Records to process:
"""

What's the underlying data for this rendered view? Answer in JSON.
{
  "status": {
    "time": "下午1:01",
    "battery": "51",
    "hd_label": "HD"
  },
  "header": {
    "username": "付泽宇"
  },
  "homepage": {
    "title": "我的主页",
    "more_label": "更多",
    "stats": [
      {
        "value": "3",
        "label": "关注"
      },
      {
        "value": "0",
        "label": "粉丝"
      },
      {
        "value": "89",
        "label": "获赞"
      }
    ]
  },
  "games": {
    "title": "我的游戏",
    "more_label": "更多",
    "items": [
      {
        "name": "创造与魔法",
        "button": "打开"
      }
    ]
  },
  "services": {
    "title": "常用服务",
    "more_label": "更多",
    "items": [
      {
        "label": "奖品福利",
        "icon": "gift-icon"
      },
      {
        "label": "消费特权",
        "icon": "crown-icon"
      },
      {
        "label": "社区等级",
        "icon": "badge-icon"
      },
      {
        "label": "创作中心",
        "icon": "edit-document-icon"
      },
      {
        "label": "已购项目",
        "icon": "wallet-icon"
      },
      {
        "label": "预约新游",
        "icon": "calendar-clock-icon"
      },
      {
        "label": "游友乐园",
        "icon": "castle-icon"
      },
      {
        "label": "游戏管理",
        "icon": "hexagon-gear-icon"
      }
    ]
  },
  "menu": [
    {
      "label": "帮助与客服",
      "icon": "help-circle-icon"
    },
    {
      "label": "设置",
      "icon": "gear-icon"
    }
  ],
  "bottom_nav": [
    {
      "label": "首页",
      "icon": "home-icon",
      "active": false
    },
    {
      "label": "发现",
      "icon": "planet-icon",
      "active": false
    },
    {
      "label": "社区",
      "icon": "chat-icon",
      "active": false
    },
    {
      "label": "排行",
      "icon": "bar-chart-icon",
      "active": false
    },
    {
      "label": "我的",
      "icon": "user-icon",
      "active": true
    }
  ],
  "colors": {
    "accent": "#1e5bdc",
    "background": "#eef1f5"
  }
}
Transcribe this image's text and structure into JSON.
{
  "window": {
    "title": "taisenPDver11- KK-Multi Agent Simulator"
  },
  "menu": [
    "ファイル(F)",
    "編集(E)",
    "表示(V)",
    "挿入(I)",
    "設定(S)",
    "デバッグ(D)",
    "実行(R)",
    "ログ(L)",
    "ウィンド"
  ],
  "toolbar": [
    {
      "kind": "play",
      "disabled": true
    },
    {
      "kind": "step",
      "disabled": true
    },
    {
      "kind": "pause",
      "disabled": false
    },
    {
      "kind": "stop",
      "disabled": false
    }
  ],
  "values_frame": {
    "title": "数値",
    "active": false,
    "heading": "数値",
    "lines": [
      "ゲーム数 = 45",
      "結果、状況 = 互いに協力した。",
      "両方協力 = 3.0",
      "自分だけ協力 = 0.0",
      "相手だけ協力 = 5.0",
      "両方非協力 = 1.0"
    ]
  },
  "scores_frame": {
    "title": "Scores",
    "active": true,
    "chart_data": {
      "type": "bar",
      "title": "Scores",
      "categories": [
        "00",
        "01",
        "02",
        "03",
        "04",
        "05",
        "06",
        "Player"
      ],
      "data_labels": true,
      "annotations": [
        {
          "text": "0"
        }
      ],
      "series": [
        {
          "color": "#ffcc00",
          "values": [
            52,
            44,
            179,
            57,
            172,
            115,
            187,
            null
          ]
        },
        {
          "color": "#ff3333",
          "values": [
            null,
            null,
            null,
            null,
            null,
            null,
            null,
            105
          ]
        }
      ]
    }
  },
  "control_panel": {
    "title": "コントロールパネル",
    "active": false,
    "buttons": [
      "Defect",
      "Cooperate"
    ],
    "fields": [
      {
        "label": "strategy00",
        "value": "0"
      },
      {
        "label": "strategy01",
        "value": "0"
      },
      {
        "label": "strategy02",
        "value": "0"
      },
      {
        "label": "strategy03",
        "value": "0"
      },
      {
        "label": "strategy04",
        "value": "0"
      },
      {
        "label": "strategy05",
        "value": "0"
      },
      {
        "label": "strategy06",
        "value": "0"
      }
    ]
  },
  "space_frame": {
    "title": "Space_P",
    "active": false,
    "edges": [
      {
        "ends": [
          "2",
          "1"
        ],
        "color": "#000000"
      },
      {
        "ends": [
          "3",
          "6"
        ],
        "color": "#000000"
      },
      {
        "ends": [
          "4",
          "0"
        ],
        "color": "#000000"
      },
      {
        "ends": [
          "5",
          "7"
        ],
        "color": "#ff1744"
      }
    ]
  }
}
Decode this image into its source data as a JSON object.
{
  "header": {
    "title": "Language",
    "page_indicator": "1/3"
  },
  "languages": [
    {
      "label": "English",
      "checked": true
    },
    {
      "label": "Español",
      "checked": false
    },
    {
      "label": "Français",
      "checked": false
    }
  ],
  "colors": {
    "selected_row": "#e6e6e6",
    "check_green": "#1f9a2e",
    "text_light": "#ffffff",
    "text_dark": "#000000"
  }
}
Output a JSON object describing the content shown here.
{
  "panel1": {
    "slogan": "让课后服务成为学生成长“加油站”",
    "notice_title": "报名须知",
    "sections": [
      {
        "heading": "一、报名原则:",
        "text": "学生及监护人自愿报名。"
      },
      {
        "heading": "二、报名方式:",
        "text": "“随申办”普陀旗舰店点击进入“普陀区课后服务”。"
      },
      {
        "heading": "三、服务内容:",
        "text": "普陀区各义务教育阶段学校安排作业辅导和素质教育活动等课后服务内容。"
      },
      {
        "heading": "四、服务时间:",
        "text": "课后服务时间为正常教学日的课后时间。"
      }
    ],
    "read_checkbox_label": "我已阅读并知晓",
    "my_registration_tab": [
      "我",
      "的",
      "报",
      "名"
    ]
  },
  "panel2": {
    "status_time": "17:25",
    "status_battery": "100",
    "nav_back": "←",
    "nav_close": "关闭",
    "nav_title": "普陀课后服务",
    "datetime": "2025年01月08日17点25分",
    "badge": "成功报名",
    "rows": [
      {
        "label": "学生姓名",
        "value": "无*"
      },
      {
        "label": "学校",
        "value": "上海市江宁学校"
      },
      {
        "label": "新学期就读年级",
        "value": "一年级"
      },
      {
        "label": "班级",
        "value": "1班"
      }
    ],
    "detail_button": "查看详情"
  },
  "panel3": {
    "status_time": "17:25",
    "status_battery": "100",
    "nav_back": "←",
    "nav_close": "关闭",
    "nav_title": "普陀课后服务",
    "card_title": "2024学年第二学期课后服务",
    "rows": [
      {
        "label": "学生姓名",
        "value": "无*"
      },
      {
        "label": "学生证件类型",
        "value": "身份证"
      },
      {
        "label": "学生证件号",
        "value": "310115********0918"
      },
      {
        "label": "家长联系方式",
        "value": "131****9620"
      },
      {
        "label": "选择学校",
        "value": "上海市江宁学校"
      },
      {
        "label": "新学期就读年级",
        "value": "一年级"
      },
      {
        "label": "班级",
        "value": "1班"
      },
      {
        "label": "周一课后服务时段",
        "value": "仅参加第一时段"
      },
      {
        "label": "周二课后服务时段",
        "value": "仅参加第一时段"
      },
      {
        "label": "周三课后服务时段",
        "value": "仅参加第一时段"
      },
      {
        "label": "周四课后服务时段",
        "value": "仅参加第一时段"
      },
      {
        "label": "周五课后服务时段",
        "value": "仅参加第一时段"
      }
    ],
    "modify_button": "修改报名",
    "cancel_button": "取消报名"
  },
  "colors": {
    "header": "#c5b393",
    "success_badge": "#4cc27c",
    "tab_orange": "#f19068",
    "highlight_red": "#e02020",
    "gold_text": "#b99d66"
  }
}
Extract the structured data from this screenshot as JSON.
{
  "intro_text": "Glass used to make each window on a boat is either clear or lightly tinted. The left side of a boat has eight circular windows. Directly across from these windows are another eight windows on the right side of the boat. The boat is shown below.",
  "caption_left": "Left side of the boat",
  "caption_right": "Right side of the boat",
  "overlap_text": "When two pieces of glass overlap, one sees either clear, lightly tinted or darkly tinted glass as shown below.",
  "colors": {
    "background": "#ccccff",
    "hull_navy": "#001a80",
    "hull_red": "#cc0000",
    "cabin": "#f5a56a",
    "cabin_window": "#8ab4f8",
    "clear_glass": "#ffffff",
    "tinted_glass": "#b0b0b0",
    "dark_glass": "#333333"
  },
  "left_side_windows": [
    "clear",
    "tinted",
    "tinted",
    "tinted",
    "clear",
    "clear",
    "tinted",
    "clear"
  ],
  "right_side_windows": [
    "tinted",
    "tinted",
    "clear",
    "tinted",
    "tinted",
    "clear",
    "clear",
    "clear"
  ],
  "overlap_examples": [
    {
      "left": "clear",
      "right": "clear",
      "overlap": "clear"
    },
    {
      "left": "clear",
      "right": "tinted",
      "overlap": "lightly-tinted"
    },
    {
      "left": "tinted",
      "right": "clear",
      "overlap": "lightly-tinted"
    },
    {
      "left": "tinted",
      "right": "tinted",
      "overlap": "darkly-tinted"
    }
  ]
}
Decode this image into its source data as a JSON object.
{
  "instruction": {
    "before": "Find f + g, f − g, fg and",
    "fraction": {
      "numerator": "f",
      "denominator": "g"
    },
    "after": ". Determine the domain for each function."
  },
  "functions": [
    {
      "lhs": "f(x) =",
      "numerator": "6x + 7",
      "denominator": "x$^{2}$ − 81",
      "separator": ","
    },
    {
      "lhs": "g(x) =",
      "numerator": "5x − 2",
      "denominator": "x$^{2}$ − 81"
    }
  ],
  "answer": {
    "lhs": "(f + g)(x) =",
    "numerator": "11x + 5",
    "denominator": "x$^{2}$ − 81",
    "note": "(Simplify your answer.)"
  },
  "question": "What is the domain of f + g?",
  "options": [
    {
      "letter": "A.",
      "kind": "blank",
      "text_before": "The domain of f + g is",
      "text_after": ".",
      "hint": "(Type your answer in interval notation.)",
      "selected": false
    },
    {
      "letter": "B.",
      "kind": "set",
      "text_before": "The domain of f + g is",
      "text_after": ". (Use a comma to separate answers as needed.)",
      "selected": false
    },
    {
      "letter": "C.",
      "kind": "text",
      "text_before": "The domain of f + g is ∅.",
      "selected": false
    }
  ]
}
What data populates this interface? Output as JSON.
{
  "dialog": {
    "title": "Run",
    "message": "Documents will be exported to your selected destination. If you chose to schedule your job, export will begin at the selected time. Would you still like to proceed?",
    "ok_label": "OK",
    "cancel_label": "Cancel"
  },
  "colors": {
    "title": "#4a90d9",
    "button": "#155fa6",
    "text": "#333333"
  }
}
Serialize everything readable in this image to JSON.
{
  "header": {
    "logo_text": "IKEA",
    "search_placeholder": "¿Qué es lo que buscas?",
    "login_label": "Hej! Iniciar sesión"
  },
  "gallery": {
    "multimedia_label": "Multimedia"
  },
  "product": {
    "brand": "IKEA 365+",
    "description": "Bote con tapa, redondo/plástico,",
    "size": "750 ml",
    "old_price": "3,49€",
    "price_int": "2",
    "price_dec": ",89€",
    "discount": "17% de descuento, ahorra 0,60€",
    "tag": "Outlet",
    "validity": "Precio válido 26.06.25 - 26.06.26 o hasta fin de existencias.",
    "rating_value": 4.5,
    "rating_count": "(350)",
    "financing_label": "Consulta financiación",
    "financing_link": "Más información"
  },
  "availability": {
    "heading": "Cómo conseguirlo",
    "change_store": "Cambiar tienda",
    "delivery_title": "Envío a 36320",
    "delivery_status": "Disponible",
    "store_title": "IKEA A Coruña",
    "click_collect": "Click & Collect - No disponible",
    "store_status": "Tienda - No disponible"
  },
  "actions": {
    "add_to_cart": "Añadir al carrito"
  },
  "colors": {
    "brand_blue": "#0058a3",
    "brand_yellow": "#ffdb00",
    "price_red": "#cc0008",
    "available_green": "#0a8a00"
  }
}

"""

Note how many lines in the listing above hold the string "gear", then give only that figure.

Solution: 2